§ What the task requires
Leave out the pictures and repeat everything else in the records exactly.

[Stored data]
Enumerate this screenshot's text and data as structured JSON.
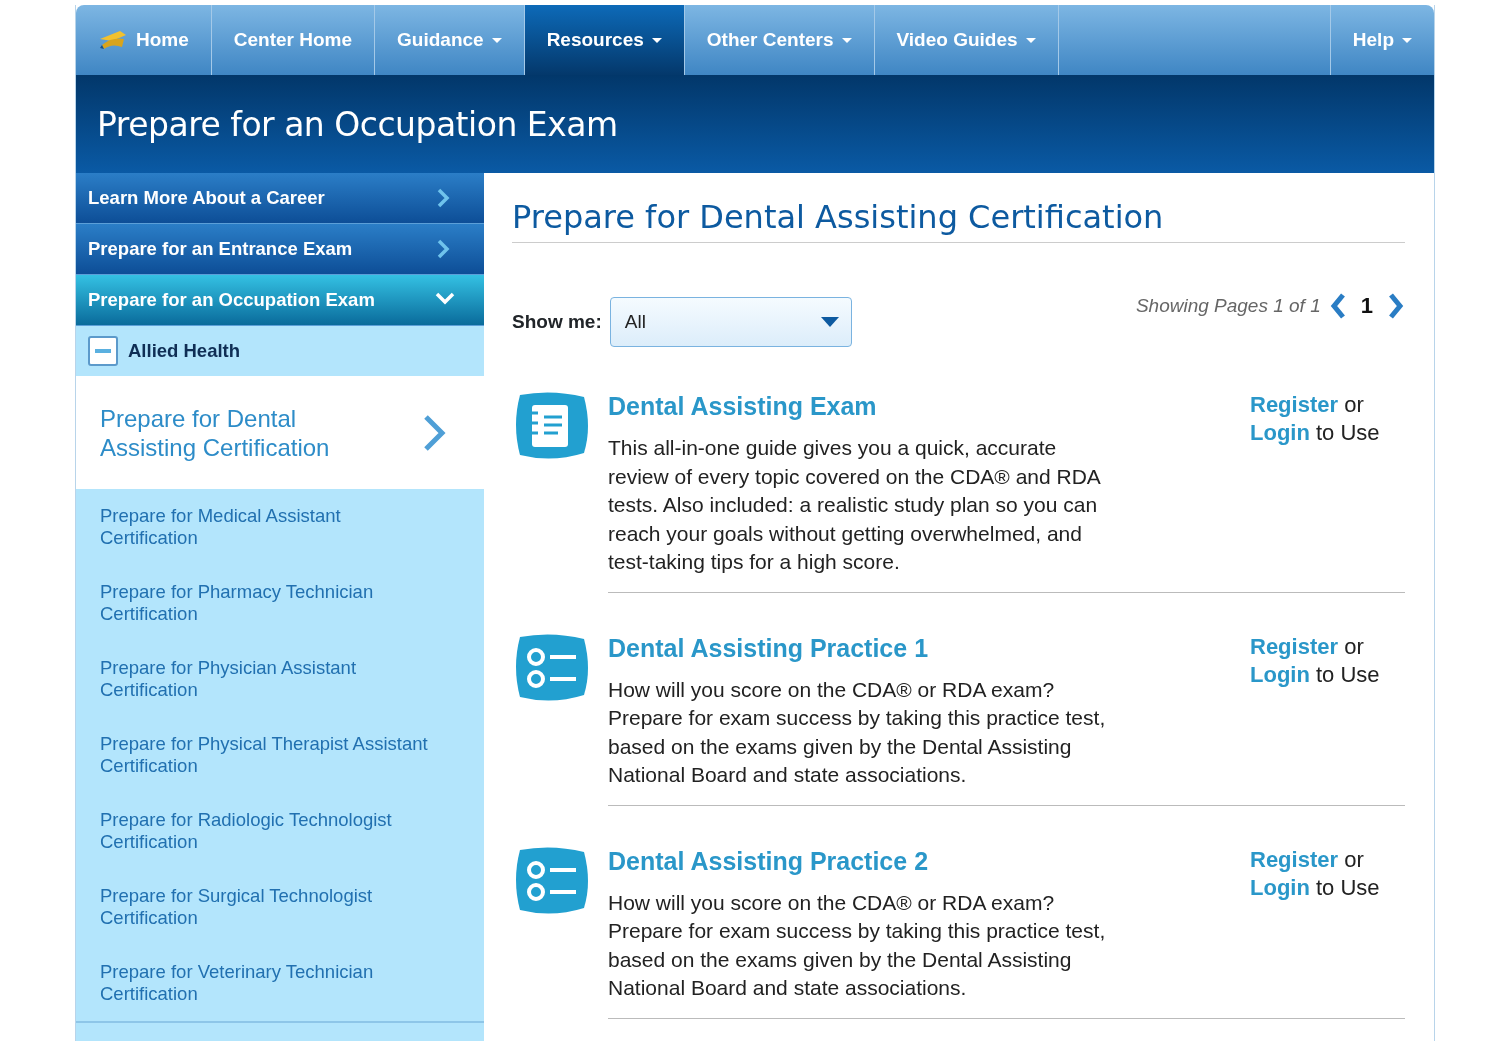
{
  "nav": {
    "items": [
      {
        "label": "Home",
        "kind": "home",
        "dropdown": false,
        "selected": false
      },
      {
        "label": "Center Home",
        "kind": "link",
        "dropdown": false,
        "selected": false
      },
      {
        "label": "Guidance",
        "kind": "link",
        "dropdown": true,
        "selected": false
      },
      {
        "label": "Resources",
        "kind": "link",
        "dropdown": true,
        "selected": true
      },
      {
        "label": "Other Centers",
        "kind": "link",
        "dropdown": true,
        "selected": false
      },
      {
        "label": "Video Guides",
        "kind": "link",
        "dropdown": true,
        "selected": false
      }
    ],
    "help": {
      "label": "Help",
      "dropdown": true
    }
  },
  "banner": {
    "title": "Prepare for an Occupation Exam"
  },
  "sidebar": {
    "sections": [
      {
        "label": "Learn More About a Career",
        "expanded": false
      },
      {
        "label": "Prepare for an Entrance Exam",
        "expanded": false
      },
      {
        "label": "Prepare for an Occupation Exam",
        "expanded": true
      }
    ],
    "category": {
      "label": "Allied Health",
      "expanded": true
    },
    "items": [
      {
        "label": "Prepare for Dental Assisting Certification",
        "selected": true
      },
      {
        "label": "Prepare for Medical Assistant Certification",
        "selected": false
      },
      {
        "label": "Prepare for Pharmacy Technician Certification",
        "selected": false
      },
      {
        "label": "Prepare for Physician Assistant Certification",
        "selected": false
      },
      {
        "label": "Prepare for Physical Therapist Assistant Certification",
        "selected": false
      },
      {
        "label": "Prepare for Radiologic Technologist Certification",
        "selected": false
      },
      {
        "label": "Prepare for Surgical Technologist Certification",
        "selected": false
      },
      {
        "label": "Prepare for Veterinary Technician Certification",
        "selected": false
      }
    ]
  },
  "main": {
    "title": "Prepare for Dental Assisting Certification",
    "filter": {
      "label": "Show me:",
      "value": "All"
    },
    "pagination": {
      "summary": "Showing Pages 1 of 1",
      "page": "1"
    },
    "products": [
      {
        "kind": "ebook",
        "title": "Dental Assisting Exam",
        "description": "This all-in-one guide gives you a quick, accurate review of every topic covered on the CDA® and RDA tests. Also included: a realistic study plan so you can reach your goals without getting overwhelmed, and test-taking tips for a high score.",
        "register": "Register",
        "or": "or",
        "login": "Login",
        "to_use": "to Use"
      },
      {
        "kind": "practice",
        "title": "Dental Assisting Practice 1",
        "description": "How will you score on the CDA® or RDA exam? Prepare for exam success by taking this practice test, based on the exams given by the Dental Assisting National Board and state associations.",
        "register": "Register",
        "or": "or",
        "login": "Login",
        "to_use": "to Use"
      },
      {
        "kind": "practice",
        "title": "Dental Assisting Practice 2",
        "description": "How will you score on the CDA® or RDA exam? Prepare for exam success by taking this practice test, based on the exams given by the Dental Assisting National Board and state associations.",
        "register": "Register",
        "or": "or",
        "login": "Login",
        "to_use": "to Use"
      }
    ]
  }
}
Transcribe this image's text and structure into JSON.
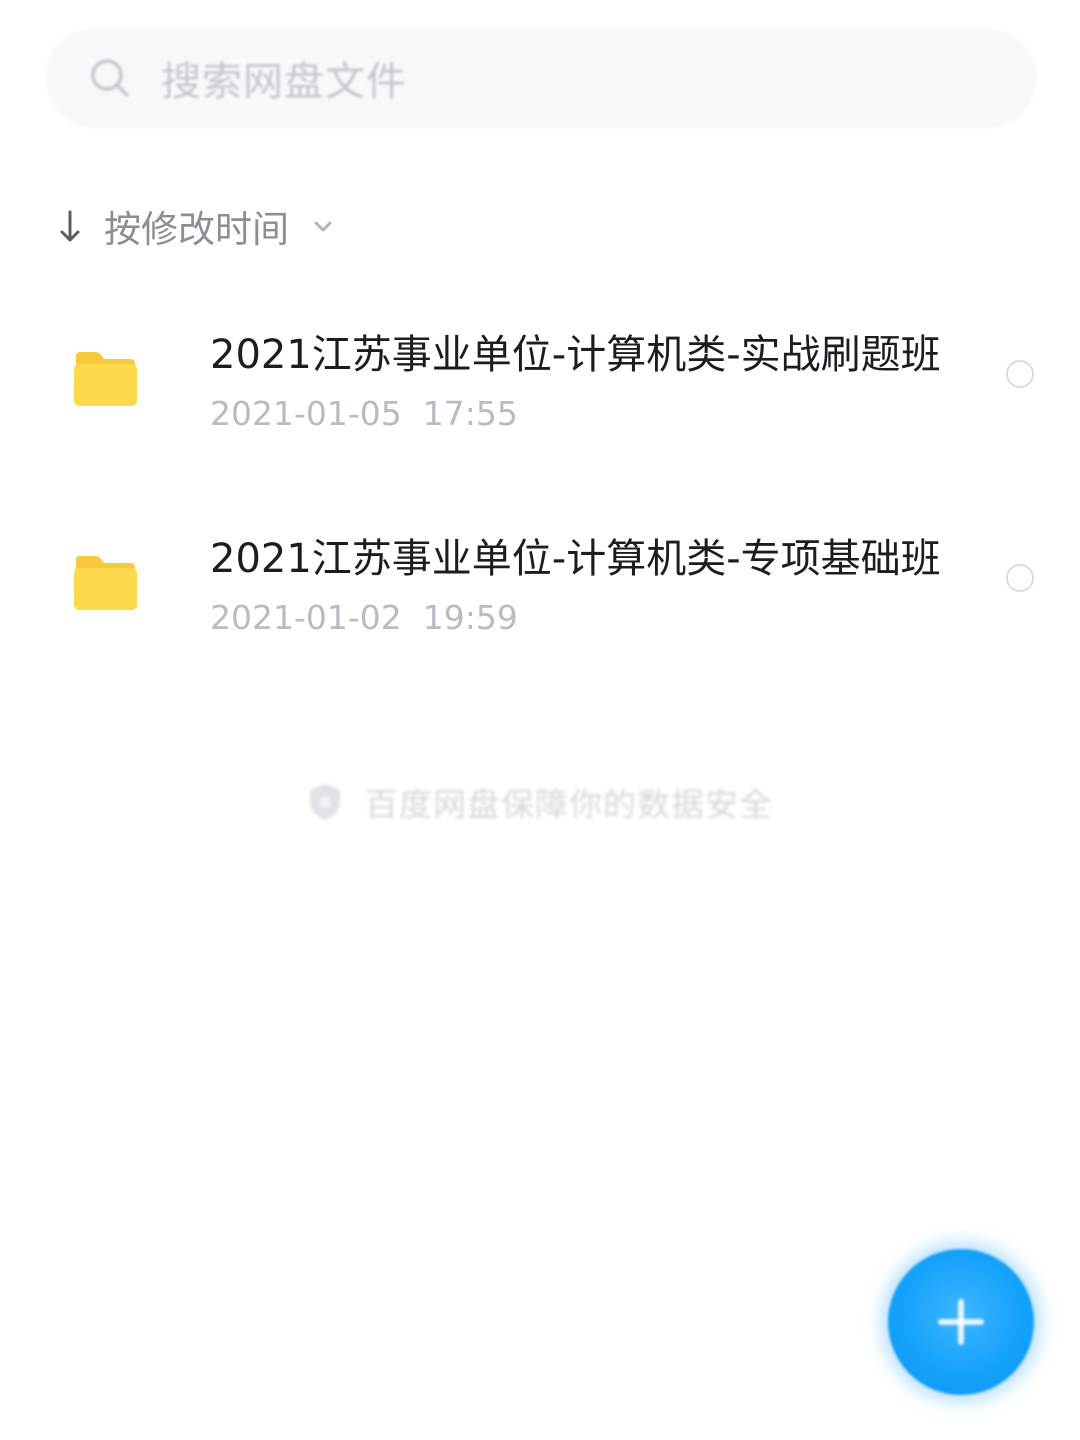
{
  "search": {
    "placeholder": "搜索网盘文件"
  },
  "sort": {
    "label": "按修改时间"
  },
  "files": [
    {
      "name": "2021江苏事业单位-计算机类-实战刷题班",
      "modified": "2021-01-05  17:55"
    },
    {
      "name": "2021江苏事业单位-计算机类-专项基础班",
      "modified": "2021-01-02  19:59"
    }
  ],
  "footer": {
    "safety_text": "百度网盘保障你的数据安全"
  },
  "icons": {
    "search": "search-icon",
    "sort_arrow": "arrow-down-icon",
    "chevron": "chevron-down-icon",
    "folder": "folder-icon",
    "shield": "shield-icon",
    "fab": "plus-icon"
  },
  "colors": {
    "folder": "#ffd94d",
    "fab": "#14a2fb",
    "title_text": "#1b1d22",
    "meta_text": "#b7bbc2"
  }
}
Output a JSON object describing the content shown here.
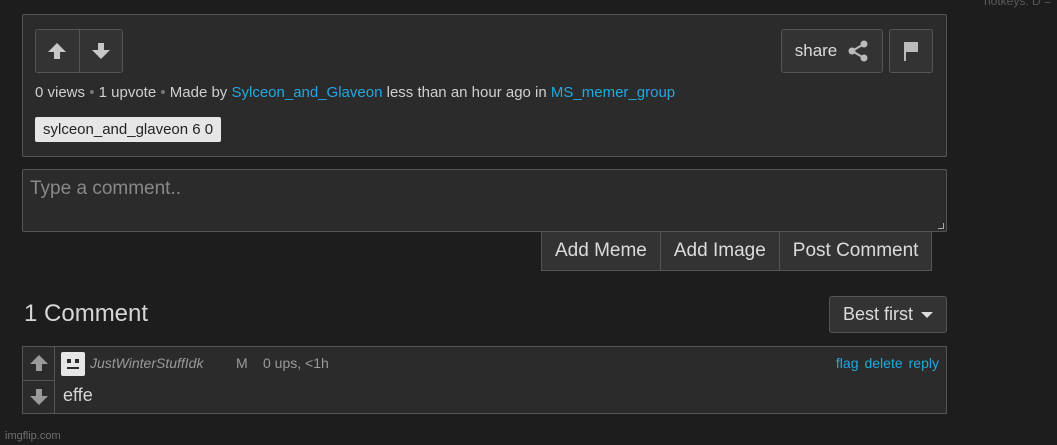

§ Completed exercise
Enumerate this screenshot's text and data as structured JSON.
{
  "nav": {
    "items": [
      {
        "label": "Home",
        "kind": "home",
        "dropdown": false,
        "selected": false
      },
      {
        "label": "Center Home",
        "kind": "link",
        "dropdown": false,
        "selected": false
      },
      {
        "label": "Guidance",
        "kind": "link",
        "dropdown": true,
        "selected": false
      },
      {
        "label": "Resources",
        "kind": "link",
        "dropdown": true,
        "selected": true
      },
      {
        "label": "Other Centers",
        "kind": "link",
        "dropdown": true,
        "selected": false
      },
      {
        "label": "Video Guides",
        "kind": "link",
        "dropdown": true,
        "selected": false
      }
    ],
    "help": {
      "label": "Help",
      "dropdown": true
    }
  },
  "banner": {
    "title": "Prepare for an Occupation Exam"
  },
  "sidebar": {
    "sections": [
      {
        "label": "Learn More About a Career",
        "expanded": false
      },
      {
        "label": "Prepare for an Entrance Exam",
        "expanded": false
      },
      {
        "label": "Prepare for an Occupation Exam",
        "expanded": true
      }
    ],
    "category": {
      "label": "Allied Health",
      "expanded": true
    },
    "items": [
      {
        "label": "Prepare for Dental Assisting Certification",
        "selected": true
      },
      {
        "label": "Prepare for Medical Assistant Certification",
        "selected": false
      },
      {
        "label": "Prepare for Pharmacy Technician Certification",
        "selected": false
      },
      {
        "label": "Prepare for Physician Assistant Certification",
        "selected": false
      },
      {
        "label": "Prepare for Physical Therapist Assistant Certification",
        "selected": false
      },
      {
        "label": "Prepare for Radiologic Technologist Certification",
        "selected": false
      },
      {
        "label": "Prepare for Surgical Technologist Certification",
        "selected": false
      },
      {
        "label": "Prepare for Veterinary Technician Certification",
        "selected": false
      }
    ]
  },
  "main": {
    "title": "Prepare for Dental Assisting Certification",
    "filter": {
      "label": "Show me:",
      "value": "All"
    },
    "pagination": {
      "summary": "Showing Pages 1 of 1",
      "page": "1"
    },
    "products": [
      {
        "kind": "ebook",
        "title": "Dental Assisting Exam",
        "description": "This all-in-one guide gives you a quick, accurate review of every topic covered on the CDA® and RDA tests. Also included: a realistic study plan so you can reach your goals without getting overwhelmed, and test-taking tips for a high score.",
        "register": "Register",
        "or": "or",
        "login": "Login",
        "to_use": "to Use"
      },
      {
        "kind": "practice",
        "title": "Dental Assisting Practice 1",
        "description": "How will you score on the CDA® or RDA exam? Prepare for exam success by taking this practice test, based on the exams given by the Dental Assisting National Board and state associations.",
        "register": "Register",
        "or": "or",
        "login": "Login",
        "to_use": "to Use"
      },
      {
        "kind": "practice",
        "title": "Dental Assisting Practice 2",
        "description": "How will you score on the CDA® or RDA exam? Prepare for exam success by taking this practice test, based on the exams given by the Dental Assisting National Board and state associations.",
        "register": "Register",
        "or": "or",
        "login": "Login",
        "to_use": "to Use"
      }
    ]
  }
}
Transcribe this image's text and structure into JSON.
{
  "search": {
    "placeholder": "搜索网盘文件"
  },
  "sort": {
    "label": "按修改时间"
  },
  "files": [
    {
      "name": "2021江苏事业单位-计算机类-实战刷题班",
      "modified": "2021-01-05  17:55"
    },
    {
      "name": "2021江苏事业单位-计算机类-专项基础班",
      "modified": "2021-01-02  19:59"
    }
  ],
  "footer": {
    "safety_text": "百度网盘保障你的数据安全"
  },
  "icons": {
    "search": "search-icon",
    "sort_arrow": "arrow-down-icon",
    "chevron": "chevron-down-icon",
    "folder": "folder-icon",
    "shield": "shield-icon",
    "fab": "plus-icon"
  },
  "colors": {
    "folder": "#ffd94d",
    "fab": "#14a2fb",
    "title_text": "#1b1d22",
    "meta_text": "#b7bbc2"
  }
}
Output a JSON object describing the content shown here.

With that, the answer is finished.